## Problem requirements
Reproduce the listing below word for word, with no pictures.

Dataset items

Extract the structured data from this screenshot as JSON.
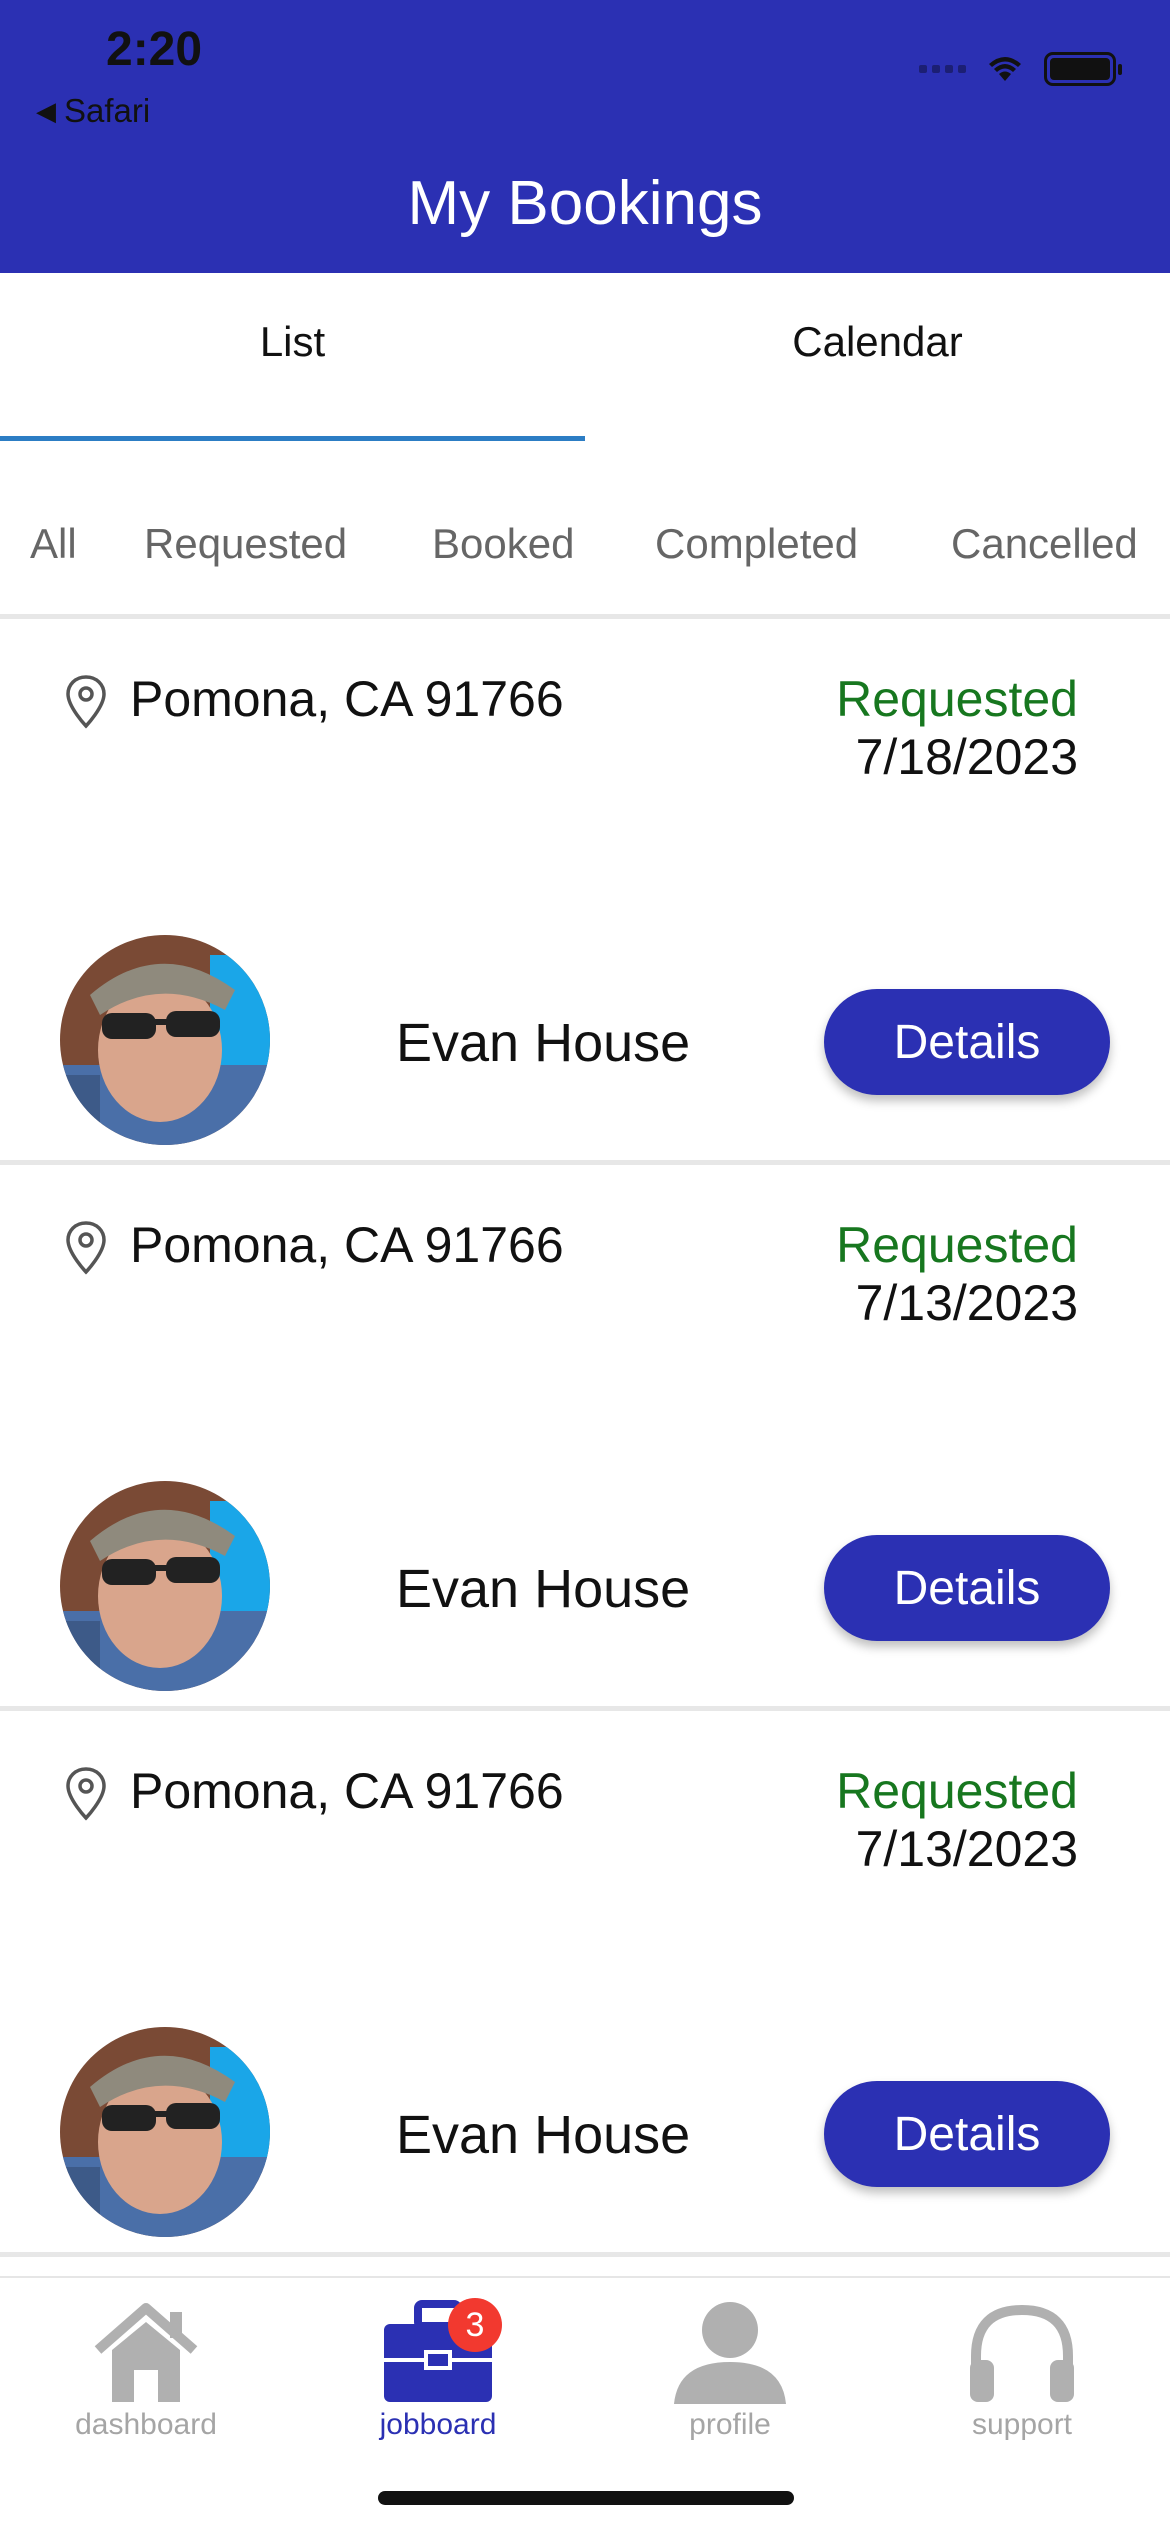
{
  "status_bar": {
    "time": "2:20",
    "back_label": "Safari"
  },
  "header": {
    "title": "My Bookings"
  },
  "tabs": [
    {
      "label": "List",
      "active": true
    },
    {
      "label": "Calendar",
      "active": false
    }
  ],
  "filters": [
    "All",
    "Requested",
    "Booked",
    "Completed",
    "Cancelled"
  ],
  "bookings": [
    {
      "location": "Pomona, CA 91766",
      "status": "Requested",
      "date": "7/18/2023",
      "name": "Evan House",
      "button": "Details"
    },
    {
      "location": "Pomona, CA 91766",
      "status": "Requested",
      "date": "7/13/2023",
      "name": "Evan House",
      "button": "Details"
    },
    {
      "location": "Pomona, CA 91766",
      "status": "Requested",
      "date": "7/13/2023",
      "name": "Evan House",
      "button": "Details"
    }
  ],
  "bottom_nav": [
    {
      "label": "dashboard",
      "icon": "house-icon",
      "active": false
    },
    {
      "label": "jobboard",
      "icon": "briefcase-icon",
      "active": true,
      "badge": "3"
    },
    {
      "label": "profile",
      "icon": "person-icon",
      "active": false
    },
    {
      "label": "support",
      "icon": "headphones-icon",
      "active": false
    }
  ],
  "colors": {
    "primary": "#2b30b3",
    "status_requested": "#17771f",
    "tab_underline": "#2c7dc4",
    "badge": "#f2392f",
    "inactive": "#a5a5a5"
  }
}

## Task result
Extract the structured data from this screenshot as JSON.
{
  "status_bar": {
    "time": "2:20",
    "back_label": "Safari"
  },
  "header": {
    "title": "My Bookings"
  },
  "tabs": [
    {
      "label": "List",
      "active": true
    },
    {
      "label": "Calendar",
      "active": false
    }
  ],
  "filters": [
    "All",
    "Requested",
    "Booked",
    "Completed",
    "Cancelled"
  ],
  "bookings": [
    {
      "location": "Pomona, CA 91766",
      "status": "Requested",
      "date": "7/18/2023",
      "name": "Evan House",
      "button": "Details"
    },
    {
      "location": "Pomona, CA 91766",
      "status": "Requested",
      "date": "7/13/2023",
      "name": "Evan House",
      "button": "Details"
    },
    {
      "location": "Pomona, CA 91766",
      "status": "Requested",
      "date": "7/13/2023",
      "name": "Evan House",
      "button": "Details"
    }
  ],
  "bottom_nav": [
    {
      "label": "dashboard",
      "icon": "house-icon",
      "active": false
    },
    {
      "label": "jobboard",
      "icon": "briefcase-icon",
      "active": true,
      "badge": "3"
    },
    {
      "label": "profile",
      "icon": "person-icon",
      "active": false
    },
    {
      "label": "support",
      "icon": "headphones-icon",
      "active": false
    }
  ],
  "colors": {
    "primary": "#2b30b3",
    "status_requested": "#17771f",
    "tab_underline": "#2c7dc4",
    "badge": "#f2392f",
    "inactive": "#a5a5a5"
  }
}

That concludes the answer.